Images of document pages with text:
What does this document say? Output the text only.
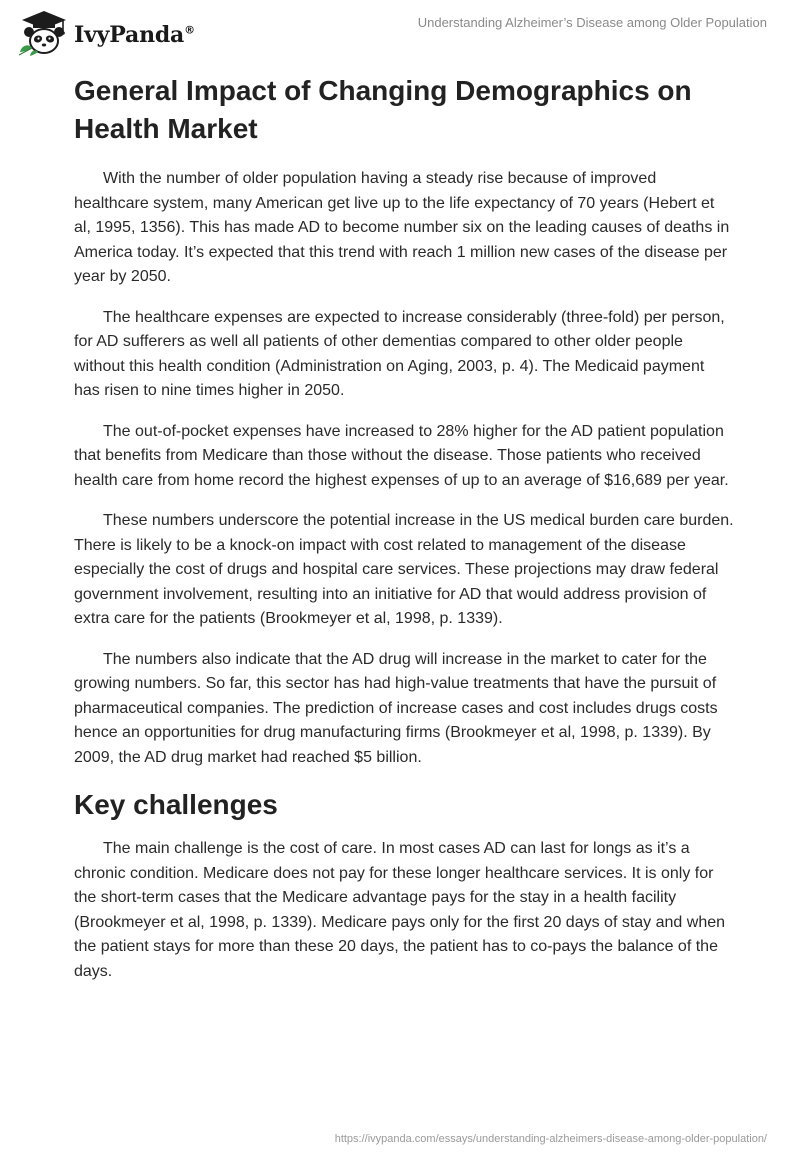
IvyPanda®
Understanding Alzheimer’s Disease among Older Population
General Impact of Changing Demographics on Health Market

With the number of older population having a steady rise because of improved healthcare system, many American get live up to the life expectancy of 70 years (Hebert et al, 1995, 1356). This has made AD to become number six on the leading causes of deaths in America today. It’s expected that this trend with reach 1 million new cases of the disease per year by 2050.

The healthcare expenses are expected to increase considerably (three-fold) per person, for AD sufferers as well all patients of other dementias compared to other older people without this health condition (Administration on Aging, 2003, p. 4). The Medicaid payment has risen to nine times higher in 2050.

The out-of-pocket expenses have increased to 28% higher for the AD patient population that benefits from Medicare than those without the disease. Those patients who received health care from home record the highest expenses of up to an average of $16,689 per year.

These numbers underscore the potential increase in the US medical burden care burden. There is likely to be a knock-on impact with cost related to management of the disease especially the cost of drugs and hospital care services. These projections may draw federal government involvement, resulting into an initiative for AD that would address provision of extra care for the patients (Brookmeyer et al, 1998, p. 1339).

The numbers also indicate that the AD drug will increase in the market to cater for the growing numbers. So far, this sector has had high-value treatments that have the pursuit of pharmaceutical companies. The prediction of increase cases and cost includes drugs costs hence an opportunities for drug manufacturing firms (Brookmeyer et al, 1998, p. 1339). By 2009, the AD drug market had reached $5 billion.

Key challenges

The main challenge is the cost of care. In most cases AD can last for longs as it’s a chronic condition. Medicare does not pay for these longer healthcare services. It is only for the short-term cases that the Medicare advantage pays for the stay in a health facility (Brookmeyer et al, 1998, p. 1339). Medicare pays only for the first 20 days of stay and when the patient stays for more than these 20 days, the patient has to co-pays the balance of the days.

https://ivypanda.com/essays/understanding-alzheimers-disease-among-older-population/
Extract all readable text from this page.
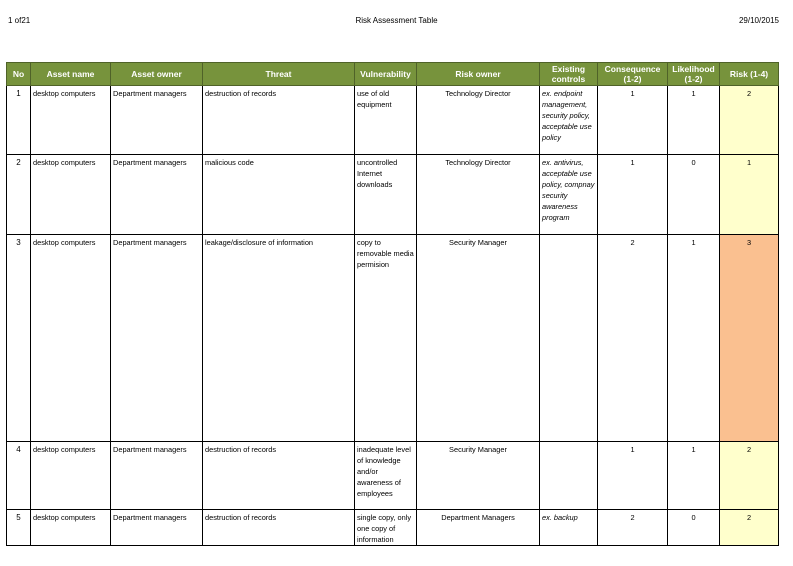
1 of21	Risk Assessment Table	29/10/2015
No	Asset name	Asset owner	Threat	Vulnerability	Risk owner	Existing controls	Consequence (1-2)	Likelihood (1-2)	Risk (1-4)
1	desktop computers	Department managers	destruction of records	use of old equipment	Technology Director	ex. endpoint management, security policy, acceptable use policy	1	1	2
2	desktop computers	Department managers	malicious code	uncontrolled Internet downloads	Technology Director	ex. antivirus, acceptable use policy, compnay security awareness program	1	0	1
3	desktop computers	Department managers	leakage/disclosure of information	copy to removable media permision	Security Manager		2	1	3
4	desktop computers	Department managers	destruction of records	inadequate level of knowledge and/or awareness of employees	Security Manager		1	1	2
5	desktop computers	Department managers	destruction of records	single copy, only one copy of information	Department Managers	ex. backup	2	0	2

◆ **Activity**: Leaving the images out, print the records above exactly.

◆ **Output**:
What does this document say? Output the text only.
IvyPanda®
Understanding Alzheimer’s Disease among Older Population
General Impact of Changing Demographics on Health Market

With the number of older population having a steady rise because of improved healthcare system, many American get live up to the life expectancy of 70 years (Hebert et al, 1995, 1356). This has made AD to become number six on the leading causes of deaths in America today. It’s expected that this trend with reach 1 million new cases of the disease per year by 2050.

The healthcare expenses are expected to increase considerably (three-fold) per person, for AD sufferers as well all patients of other dementias compared to other older people without this health condition (Administration on Aging, 2003, p. 4). The Medicaid payment has risen to nine times higher in 2050.

The out-of-pocket expenses have increased to 28% higher for the AD patient population that benefits from Medicare than those without the disease. Those patients who received health care from home record the highest expenses of up to an average of $16,689 per year.

These numbers underscore the potential increase in the US medical burden care burden. There is likely to be a knock-on impact with cost related to management of the disease especially the cost of drugs and hospital care services. These projections may draw federal government involvement, resulting into an initiative for AD that would address provision of extra care for the patients (Brookmeyer et al, 1998, p. 1339).

The numbers also indicate that the AD drug will increase in the market to cater for the growing numbers. So far, this sector has had high-value treatments that have the pursuit of pharmaceutical companies. The prediction of increase cases and cost includes drugs costs hence an opportunities for drug manufacturing firms (Brookmeyer et al, 1998, p. 1339). By 2009, the AD drug market had reached $5 billion.

Key challenges

The main challenge is the cost of care. In most cases AD can last for longs as it’s a chronic condition. Medicare does not pay for these longer healthcare services. It is only for the short-term cases that the Medicare advantage pays for the stay in a health facility (Brookmeyer et al, 1998, p. 1339). Medicare pays only for the first 20 days of stay and when the patient stays for more than these 20 days, the patient has to co-pays the balance of the days.

https://ivypanda.com/essays/understanding-alzheimers-disease-among-older-population/
Extract all readable text from this page.
1 of21	Risk Assessment Table	29/10/2015
No	Asset name	Asset owner	Threat	Vulnerability	Risk owner	Existing controls	Consequence (1-2)	Likelihood (1-2)	Risk (1-4)
1	desktop computers	Department managers	destruction of records	use of old equipment	Technology Director	ex. endpoint management, security policy, acceptable use policy	1	1	2
2	desktop computers	Department managers	malicious code	uncontrolled Internet downloads	Technology Director	ex. antivirus, acceptable use policy, compnay security awareness program	1	0	1
3	desktop computers	Department managers	leakage/disclosure of information	copy to removable media permision	Security Manager		2	1	3
4	desktop computers	Department managers	destruction of records	inadequate level of knowledge and/or awareness of employees	Security Manager		1	1	2
5	desktop computers	Department managers	destruction of records	single copy, only one copy of information	Department Managers	ex. backup	2	0	2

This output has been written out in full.